─── Data shown
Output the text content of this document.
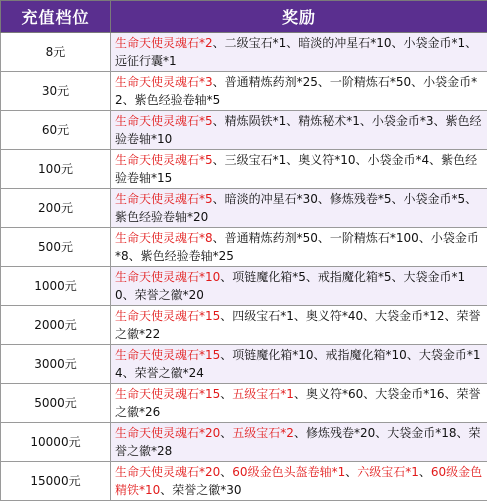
充值档位	奖励
8元	生命天使灵魂石*2、二级宝石*1、暗淡的冲星石*10、小袋金币*1、远征行囊*1
30元	生命天使灵魂石*3、普通精炼药剂*25、一阶精炼石*50、小袋金币*2、紫色经验卷轴*5
60元	生命天使灵魂石*5、精炼陨铁*1、精炼秘术*1、小袋金币*3、紫色经验卷轴*10
100元	生命天使灵魂石*5、三级宝石*1、奥义符*10、小袋金币*4、紫色经验卷轴*15
200元	生命天使灵魂石*5、暗淡的冲星石*30、修炼残卷*5、小袋金币*5、紫色经验卷轴*20
500元	生命天使灵魂石*8、普通精炼药剂*50、一阶精炼石*100、小袋金币*8、紫色经验卷轴*25
1000元	生命天使灵魂石*10、项链魔化箱*5、戒指魔化箱*5、大袋金币*10、荣誉之徽*20
2000元	生命天使灵魂石*15、四级宝石*1、奥义符*40、大袋金币*12、荣誉之徽*22
3000元	生命天使灵魂石*15、项链魔化箱*10、戒指魔化箱*10、大袋金币*14、荣誉之徽*24
5000元	生命天使灵魂石*15、五级宝石*1、奥义符*60、大袋金币*16、荣誉之徽*26
10000元	生命天使灵魂石*20、五级宝石*2、修炼残卷*20、大袋金币*18、荣誉之徽*28
15000元	生命天使灵魂石*20、60级金色头盔卷轴*1、六级宝石*1、60级金色精铁*10、荣誉之徽*30
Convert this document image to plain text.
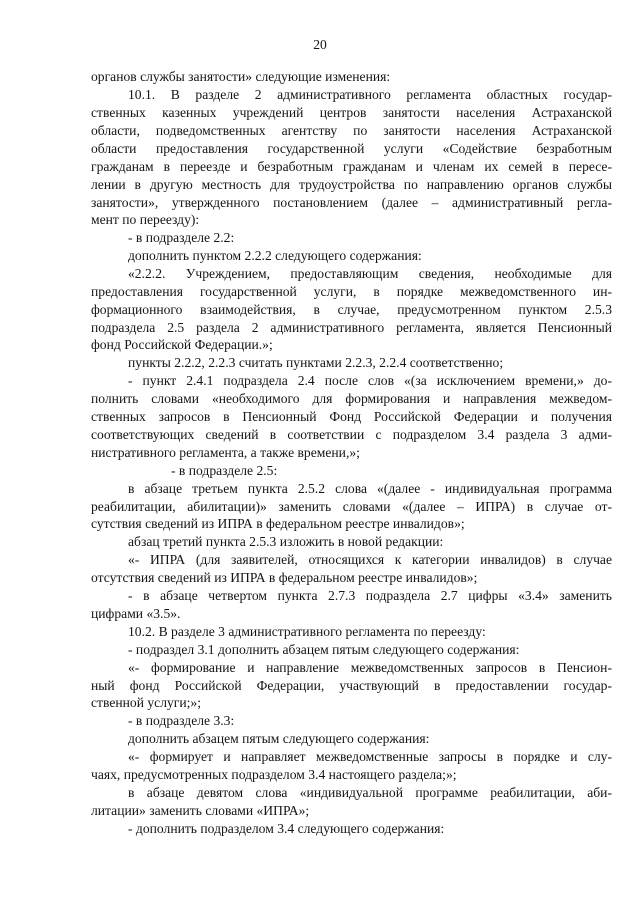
20
органов службы занятости» следующие изменения:
10.1. В разделе 2 административного регламента областных государ-
ственных казенных учреждений центров занятости населения Астраханской
области, подведомственных агентству по занятости населения Астраханской
области предоставления государственной услуги «Содействие безработным
гражданам в переезде и безработным гражданам и членам их семей в пересе-
лении в другую местность для трудоустройства по направлению органов службы
занятости», утвержденного постановлением (далее – административный регла-
мент по переезду):
- в подразделе 2.2:
дополнить пунктом 2.2.2 следующего содержания:
«2.2.2. Учреждением, предоставляющим сведения, необходимые для
предоставления государственной услуги, в порядке межведомственного ин-
формационного взаимодействия, в случае, предусмотренном пунктом 2.5.3
подраздела 2.5 раздела 2 административного регламента, является Пенсионный
фонд Российской Федерации.»;
пункты 2.2.2, 2.2.3 считать пунктами 2.2.3, 2.2.4 соответственно;
- пункт 2.4.1 подраздела 2.4 после слов «(за исключением времени,» до-
полнить словами «необходимого для формирования и направления межведом-
ственных запросов в Пенсионный Фонд Российской Федерации и получения
соответствующих сведений в соответствии с подразделом 3.4 раздела 3 адми-
нистративного регламента, а также времени,»;
- в подразделе 2.5:
в абзаце третьем пункта 2.5.2 слова «(далее - индивидуальная программа
реабилитации, абилитации)» заменить словами «(далее – ИПРА) в случае от-
сутствия сведений из ИПРА в федеральном реестре инвалидов»;
абзац третий пункта 2.5.3 изложить в новой редакции:
«- ИПРА (для заявителей, относящихся к категории инвалидов) в случае
отсутствия сведений из ИПРА в федеральном реестре инвалидов»;
- в абзаце четвертом пункта 2.7.3 подраздела 2.7 цифры «3.4» заменить
цифрами «3.5».
10.2. В разделе 3 административного регламента по переезду:
- подраздел 3.1 дополнить абзацем пятым следующего содержания:
«- формирование и направление межведомственных запросов в Пенсион-
ный фонд Российской Федерации, участвующий в предоставлении государ-
ственной услуги;»;
- в подразделе 3.3:
дополнить абзацем пятым следующего содержания:
«- формирует и направляет межведомственные запросы в порядке и слу-
чаях, предусмотренных подразделом 3.4 настоящего раздела;»;
в абзаце девятом слова «индивидуальной программе реабилитации, аби-
литации» заменить словами «ИПРА»;
- дополнить подразделом 3.4 следующего содержания:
──────
> [What to produce]
Using the entries above, state how many lines include the word "this", with no other words.

> [Reply]
2